# [Goal]
Your answer should be a single number: the count of lines holding the word "作为第八条第".

# [Raw records]
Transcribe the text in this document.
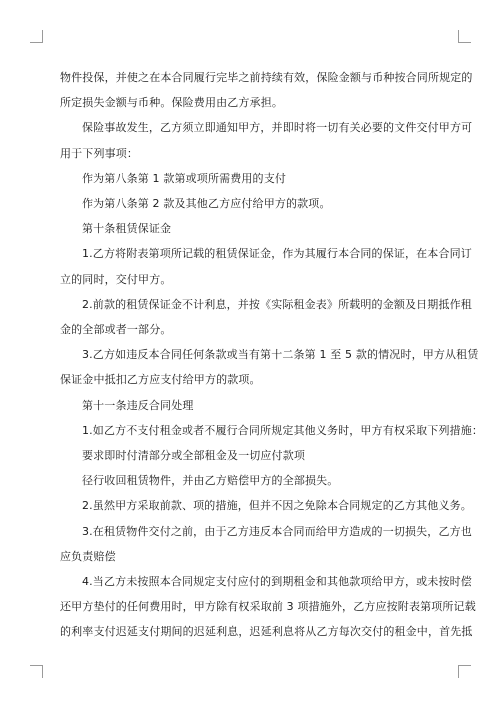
物件投保，并使之在本合同履行完毕之前持续有效，保险金额与币种按合同所规定的

所定损失金额与币种。保险费用由乙方承担。

保险事故发生，乙方须立即通知甲方，并即时将一切有关必要的文件交付甲方可

用于下列事项：

作为第八条第 1 款第或项所需费用的支付

作为第八条第 2 款及其他乙方应付给甲方的款项。

第十条租赁保证金

1.乙方将附表第项所记载的租赁保证金，作为其履行本合同的保证，在本合同订

立的同时，交付甲方。

2.前款的租赁保证金不计利息，并按《实际租金表》所载明的金额及日期抵作租

金的全部或者一部分。

3.乙方如违反本合同任何条款或当有第十二条第 1 至 5 款的情况时，甲方从租赁

保证金中抵扣乙方应支付给甲方的款项。

第十一条违反合同处理

1.如乙方不支付租金或者不履行合同所规定其他义务时，甲方有权采取下列措施：

要求即时付清部分或全部租金及一切应付款项

径行收回租赁物件，并由乙方赔偿甲方的全部损失。

2.虽然甲方采取前款、项的措施，但并不因之免除本合同规定的乙方其他义务。

3.在租赁物件交付之前，由于乙方违反本合同而给甲方造成的一切损失，乙方也

应负责赔偿

4.当乙方未按照本合同规定支付应付的到期租金和其他款项给甲方，或未按时偿

还甲方垫付的任何费用时，甲方除有权采取前 3 项措施外，乙方应按附表第项所记载

的利率支付迟延支付期间的迟延利息，迟延利息将从乙方每次交付的租金中，首先抵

# [In response]
2